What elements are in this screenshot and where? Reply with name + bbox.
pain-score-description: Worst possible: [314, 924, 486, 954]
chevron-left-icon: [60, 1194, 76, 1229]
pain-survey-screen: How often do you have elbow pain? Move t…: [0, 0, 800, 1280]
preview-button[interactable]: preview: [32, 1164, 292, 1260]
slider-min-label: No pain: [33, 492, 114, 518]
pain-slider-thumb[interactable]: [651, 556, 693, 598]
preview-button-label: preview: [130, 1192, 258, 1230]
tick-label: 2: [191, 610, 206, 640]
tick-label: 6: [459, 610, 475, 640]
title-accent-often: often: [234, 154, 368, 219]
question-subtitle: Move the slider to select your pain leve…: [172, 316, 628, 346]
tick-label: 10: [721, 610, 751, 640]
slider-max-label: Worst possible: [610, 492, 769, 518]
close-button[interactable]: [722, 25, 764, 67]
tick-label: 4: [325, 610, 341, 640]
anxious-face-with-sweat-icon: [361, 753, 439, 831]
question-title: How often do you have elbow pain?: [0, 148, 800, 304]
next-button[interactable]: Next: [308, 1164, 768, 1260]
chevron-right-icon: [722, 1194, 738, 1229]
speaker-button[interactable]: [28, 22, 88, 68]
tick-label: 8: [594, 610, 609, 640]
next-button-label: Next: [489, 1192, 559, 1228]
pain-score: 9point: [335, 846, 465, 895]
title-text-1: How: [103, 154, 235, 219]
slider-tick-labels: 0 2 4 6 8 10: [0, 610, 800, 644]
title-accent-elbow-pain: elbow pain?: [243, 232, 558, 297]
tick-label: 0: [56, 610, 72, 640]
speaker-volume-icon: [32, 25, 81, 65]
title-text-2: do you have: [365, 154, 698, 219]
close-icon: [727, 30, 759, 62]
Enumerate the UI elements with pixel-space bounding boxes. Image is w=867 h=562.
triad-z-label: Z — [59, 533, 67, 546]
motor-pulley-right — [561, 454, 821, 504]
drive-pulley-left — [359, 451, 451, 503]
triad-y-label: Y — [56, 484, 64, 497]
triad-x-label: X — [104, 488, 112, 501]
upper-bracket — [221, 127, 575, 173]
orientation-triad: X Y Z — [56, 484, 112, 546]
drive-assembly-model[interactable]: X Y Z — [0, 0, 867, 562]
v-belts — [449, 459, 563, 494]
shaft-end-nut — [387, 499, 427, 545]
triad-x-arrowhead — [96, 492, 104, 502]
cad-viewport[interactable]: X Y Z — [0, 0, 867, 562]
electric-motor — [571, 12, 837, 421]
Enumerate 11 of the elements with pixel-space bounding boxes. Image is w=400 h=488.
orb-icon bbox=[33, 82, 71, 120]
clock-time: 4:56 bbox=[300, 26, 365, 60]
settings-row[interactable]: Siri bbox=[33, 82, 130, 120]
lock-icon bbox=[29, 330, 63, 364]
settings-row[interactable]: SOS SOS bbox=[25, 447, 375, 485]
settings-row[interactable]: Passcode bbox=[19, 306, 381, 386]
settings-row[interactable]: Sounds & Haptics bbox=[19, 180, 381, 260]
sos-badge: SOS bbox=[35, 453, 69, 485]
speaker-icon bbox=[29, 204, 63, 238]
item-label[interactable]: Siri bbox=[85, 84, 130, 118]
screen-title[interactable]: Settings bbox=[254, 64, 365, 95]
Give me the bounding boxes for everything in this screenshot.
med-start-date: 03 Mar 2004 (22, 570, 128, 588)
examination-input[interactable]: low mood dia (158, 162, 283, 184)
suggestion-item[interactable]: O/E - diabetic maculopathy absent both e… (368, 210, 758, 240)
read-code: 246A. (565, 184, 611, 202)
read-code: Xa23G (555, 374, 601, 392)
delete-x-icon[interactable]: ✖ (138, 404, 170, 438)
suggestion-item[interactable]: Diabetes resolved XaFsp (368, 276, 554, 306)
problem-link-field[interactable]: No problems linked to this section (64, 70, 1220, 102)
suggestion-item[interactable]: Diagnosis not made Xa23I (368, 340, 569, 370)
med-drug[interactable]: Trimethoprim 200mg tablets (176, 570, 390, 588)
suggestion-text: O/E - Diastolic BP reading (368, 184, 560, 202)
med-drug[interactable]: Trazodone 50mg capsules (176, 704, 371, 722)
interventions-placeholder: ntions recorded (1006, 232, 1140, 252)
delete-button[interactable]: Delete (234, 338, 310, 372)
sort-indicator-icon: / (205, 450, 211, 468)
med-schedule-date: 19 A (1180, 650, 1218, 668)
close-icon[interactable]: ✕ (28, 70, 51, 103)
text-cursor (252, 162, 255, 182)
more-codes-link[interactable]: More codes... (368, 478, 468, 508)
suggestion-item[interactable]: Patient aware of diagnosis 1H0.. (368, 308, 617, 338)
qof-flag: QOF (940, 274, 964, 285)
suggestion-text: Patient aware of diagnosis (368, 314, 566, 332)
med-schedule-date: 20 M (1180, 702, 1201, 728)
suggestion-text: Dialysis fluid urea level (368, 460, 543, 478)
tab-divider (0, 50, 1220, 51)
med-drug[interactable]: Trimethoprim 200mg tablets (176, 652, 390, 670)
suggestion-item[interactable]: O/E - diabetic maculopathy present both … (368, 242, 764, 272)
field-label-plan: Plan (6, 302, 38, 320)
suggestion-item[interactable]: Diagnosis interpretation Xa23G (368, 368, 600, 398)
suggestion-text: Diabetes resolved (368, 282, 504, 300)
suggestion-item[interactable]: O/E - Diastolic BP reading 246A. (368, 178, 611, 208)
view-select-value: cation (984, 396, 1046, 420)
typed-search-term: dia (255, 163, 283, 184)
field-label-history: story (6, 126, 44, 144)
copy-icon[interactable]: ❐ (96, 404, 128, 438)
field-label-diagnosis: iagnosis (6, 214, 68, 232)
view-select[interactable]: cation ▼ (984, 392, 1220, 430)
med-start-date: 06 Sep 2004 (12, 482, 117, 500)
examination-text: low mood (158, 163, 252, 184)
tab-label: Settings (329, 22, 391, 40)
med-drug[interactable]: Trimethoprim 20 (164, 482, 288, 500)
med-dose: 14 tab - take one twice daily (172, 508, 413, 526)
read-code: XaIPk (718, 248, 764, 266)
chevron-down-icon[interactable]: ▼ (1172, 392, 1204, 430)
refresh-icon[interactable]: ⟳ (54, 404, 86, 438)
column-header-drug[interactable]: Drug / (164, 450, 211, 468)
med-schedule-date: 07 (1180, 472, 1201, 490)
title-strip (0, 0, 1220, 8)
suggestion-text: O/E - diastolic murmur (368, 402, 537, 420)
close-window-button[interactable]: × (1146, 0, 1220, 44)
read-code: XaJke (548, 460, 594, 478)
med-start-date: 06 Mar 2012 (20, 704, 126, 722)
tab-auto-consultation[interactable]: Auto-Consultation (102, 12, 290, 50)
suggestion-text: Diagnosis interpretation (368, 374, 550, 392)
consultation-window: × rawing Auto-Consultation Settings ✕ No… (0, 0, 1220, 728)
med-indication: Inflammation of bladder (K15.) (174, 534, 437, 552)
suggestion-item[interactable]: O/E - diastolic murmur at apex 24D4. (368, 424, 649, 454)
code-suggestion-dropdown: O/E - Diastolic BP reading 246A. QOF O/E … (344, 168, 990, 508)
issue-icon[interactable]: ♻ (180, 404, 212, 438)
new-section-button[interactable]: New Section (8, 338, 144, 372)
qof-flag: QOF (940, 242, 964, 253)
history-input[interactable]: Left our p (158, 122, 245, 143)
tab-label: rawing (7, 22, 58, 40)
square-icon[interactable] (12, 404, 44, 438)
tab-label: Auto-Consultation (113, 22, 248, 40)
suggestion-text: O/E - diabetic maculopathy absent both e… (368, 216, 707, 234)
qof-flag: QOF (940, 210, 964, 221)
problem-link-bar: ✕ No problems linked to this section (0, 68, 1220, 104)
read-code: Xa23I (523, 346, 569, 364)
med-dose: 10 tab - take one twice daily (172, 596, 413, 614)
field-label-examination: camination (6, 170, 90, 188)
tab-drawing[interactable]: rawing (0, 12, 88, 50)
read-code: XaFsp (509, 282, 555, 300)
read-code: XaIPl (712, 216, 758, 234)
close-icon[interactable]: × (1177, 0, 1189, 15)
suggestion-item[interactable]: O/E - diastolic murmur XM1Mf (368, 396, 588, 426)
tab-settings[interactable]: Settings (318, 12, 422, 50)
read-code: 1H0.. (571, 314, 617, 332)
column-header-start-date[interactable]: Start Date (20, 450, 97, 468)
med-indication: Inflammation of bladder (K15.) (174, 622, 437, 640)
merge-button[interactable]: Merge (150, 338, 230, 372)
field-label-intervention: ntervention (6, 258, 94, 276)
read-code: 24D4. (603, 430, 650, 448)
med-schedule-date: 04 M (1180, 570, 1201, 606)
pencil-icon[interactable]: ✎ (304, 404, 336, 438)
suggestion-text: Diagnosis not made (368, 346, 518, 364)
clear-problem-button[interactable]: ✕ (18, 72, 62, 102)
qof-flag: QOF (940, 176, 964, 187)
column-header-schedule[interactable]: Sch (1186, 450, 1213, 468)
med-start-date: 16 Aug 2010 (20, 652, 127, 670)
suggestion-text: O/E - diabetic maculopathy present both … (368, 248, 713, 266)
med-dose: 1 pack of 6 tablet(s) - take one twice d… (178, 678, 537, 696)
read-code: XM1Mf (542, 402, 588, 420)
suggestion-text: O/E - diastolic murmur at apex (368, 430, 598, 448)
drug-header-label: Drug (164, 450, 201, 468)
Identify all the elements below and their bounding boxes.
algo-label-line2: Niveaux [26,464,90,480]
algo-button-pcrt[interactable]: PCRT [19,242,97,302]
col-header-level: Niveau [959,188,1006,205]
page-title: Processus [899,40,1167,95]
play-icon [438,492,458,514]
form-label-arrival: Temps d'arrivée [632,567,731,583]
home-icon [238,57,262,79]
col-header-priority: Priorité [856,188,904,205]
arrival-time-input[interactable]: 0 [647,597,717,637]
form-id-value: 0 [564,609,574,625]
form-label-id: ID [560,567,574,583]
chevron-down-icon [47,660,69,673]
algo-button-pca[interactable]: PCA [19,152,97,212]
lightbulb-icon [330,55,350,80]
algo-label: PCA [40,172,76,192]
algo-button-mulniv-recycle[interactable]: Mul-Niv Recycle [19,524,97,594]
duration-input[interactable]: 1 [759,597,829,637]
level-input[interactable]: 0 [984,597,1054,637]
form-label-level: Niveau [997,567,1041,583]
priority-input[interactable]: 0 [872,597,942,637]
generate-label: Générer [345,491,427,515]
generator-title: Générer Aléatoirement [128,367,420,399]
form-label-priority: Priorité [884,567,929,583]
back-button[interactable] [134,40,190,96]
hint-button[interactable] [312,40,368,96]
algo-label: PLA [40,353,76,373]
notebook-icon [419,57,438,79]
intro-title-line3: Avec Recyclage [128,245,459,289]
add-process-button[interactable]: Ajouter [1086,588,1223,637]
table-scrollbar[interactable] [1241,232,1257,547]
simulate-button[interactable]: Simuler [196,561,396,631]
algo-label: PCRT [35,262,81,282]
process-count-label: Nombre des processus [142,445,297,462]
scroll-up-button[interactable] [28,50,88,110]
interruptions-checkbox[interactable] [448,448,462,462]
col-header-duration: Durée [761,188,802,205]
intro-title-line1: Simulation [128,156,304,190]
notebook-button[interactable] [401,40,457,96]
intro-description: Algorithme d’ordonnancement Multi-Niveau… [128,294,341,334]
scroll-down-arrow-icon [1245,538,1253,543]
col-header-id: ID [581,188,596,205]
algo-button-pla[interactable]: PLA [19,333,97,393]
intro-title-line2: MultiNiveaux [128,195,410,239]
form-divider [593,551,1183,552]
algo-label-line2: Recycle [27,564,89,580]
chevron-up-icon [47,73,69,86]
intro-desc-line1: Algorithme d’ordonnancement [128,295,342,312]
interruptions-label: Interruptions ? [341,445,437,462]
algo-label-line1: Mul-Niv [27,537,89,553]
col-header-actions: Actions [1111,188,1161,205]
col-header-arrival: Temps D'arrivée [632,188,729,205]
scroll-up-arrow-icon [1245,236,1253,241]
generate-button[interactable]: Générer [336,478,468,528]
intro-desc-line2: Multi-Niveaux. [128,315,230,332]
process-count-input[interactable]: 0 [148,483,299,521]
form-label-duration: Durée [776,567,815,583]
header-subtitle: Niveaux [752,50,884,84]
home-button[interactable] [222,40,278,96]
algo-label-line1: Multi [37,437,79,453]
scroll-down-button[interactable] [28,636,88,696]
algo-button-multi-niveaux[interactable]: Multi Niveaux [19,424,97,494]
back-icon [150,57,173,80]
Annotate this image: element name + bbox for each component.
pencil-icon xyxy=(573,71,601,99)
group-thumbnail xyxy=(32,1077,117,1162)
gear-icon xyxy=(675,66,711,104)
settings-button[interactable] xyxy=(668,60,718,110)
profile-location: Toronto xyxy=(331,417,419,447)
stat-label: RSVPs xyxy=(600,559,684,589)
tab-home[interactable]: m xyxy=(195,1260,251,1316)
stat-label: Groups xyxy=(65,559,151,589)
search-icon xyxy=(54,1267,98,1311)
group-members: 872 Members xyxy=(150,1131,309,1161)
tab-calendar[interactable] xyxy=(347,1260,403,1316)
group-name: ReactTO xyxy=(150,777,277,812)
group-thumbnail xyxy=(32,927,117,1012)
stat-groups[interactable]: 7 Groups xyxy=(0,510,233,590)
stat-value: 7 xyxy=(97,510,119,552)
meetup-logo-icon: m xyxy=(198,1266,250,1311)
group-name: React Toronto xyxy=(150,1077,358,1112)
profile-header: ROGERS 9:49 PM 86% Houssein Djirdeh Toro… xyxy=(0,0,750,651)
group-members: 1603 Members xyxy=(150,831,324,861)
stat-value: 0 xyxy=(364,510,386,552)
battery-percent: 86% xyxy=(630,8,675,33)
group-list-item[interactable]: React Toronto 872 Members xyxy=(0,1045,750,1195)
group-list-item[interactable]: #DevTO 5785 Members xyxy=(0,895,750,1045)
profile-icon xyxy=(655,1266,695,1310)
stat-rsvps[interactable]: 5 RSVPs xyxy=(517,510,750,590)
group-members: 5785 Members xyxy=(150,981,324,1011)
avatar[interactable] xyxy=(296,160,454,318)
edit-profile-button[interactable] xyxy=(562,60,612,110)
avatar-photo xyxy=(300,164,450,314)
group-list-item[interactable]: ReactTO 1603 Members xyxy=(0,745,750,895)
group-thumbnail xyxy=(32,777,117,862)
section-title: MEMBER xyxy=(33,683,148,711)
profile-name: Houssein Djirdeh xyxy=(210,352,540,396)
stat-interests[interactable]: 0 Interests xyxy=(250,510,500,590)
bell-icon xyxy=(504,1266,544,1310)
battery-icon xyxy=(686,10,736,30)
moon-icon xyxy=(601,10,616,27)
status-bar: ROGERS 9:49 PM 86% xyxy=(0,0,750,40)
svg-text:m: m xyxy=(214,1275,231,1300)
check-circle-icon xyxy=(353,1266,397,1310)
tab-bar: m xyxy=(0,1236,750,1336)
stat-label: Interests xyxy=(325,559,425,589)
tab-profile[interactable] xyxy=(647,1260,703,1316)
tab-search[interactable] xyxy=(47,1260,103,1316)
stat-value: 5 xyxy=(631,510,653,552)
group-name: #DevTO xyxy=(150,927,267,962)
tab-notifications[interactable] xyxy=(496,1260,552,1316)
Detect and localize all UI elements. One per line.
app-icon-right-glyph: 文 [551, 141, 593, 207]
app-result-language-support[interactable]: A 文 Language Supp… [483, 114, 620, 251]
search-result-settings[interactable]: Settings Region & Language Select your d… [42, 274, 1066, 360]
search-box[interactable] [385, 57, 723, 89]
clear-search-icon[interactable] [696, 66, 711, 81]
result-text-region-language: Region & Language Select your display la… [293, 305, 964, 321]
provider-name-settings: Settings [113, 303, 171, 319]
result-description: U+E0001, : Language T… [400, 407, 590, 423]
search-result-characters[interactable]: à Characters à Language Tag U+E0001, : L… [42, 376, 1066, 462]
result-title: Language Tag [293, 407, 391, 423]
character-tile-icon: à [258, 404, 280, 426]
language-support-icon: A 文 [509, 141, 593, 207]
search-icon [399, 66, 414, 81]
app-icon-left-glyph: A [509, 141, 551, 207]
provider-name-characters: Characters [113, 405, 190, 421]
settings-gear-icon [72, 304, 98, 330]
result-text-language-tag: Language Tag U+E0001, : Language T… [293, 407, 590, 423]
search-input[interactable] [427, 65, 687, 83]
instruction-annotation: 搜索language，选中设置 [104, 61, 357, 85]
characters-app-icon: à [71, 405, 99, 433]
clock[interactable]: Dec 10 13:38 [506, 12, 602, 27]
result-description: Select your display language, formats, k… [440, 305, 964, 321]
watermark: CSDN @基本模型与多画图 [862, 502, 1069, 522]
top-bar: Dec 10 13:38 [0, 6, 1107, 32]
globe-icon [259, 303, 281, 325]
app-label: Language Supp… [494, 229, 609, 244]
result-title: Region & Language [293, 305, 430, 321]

+---+

Goal:
Please retype the material from its first line through the line containing "question-subtitle: Move the", both included, reproducing each line without change.

Result below:
What elements are in this screenshot and where? Reply with name + bbox.
pain-score-description: Worst possible: [314, 924, 486, 954]
chevron-left-icon: [60, 1194, 76, 1229]
pain-survey-screen: How often do you have elbow pain? Move t…: [0, 0, 800, 1280]
preview-button[interactable]: preview: [32, 1164, 292, 1260]
slider-min-label: No pain: [33, 492, 114, 518]
pain-slider-thumb[interactable]: [651, 556, 693, 598]
preview-button-label: preview: [130, 1192, 258, 1230]
tick-label: 2: [191, 610, 206, 640]
tick-label: 6: [459, 610, 475, 640]
title-accent-often: often: [234, 154, 368, 219]
question-subtitle: Move the slider to select your pain leve…: [172, 316, 628, 346]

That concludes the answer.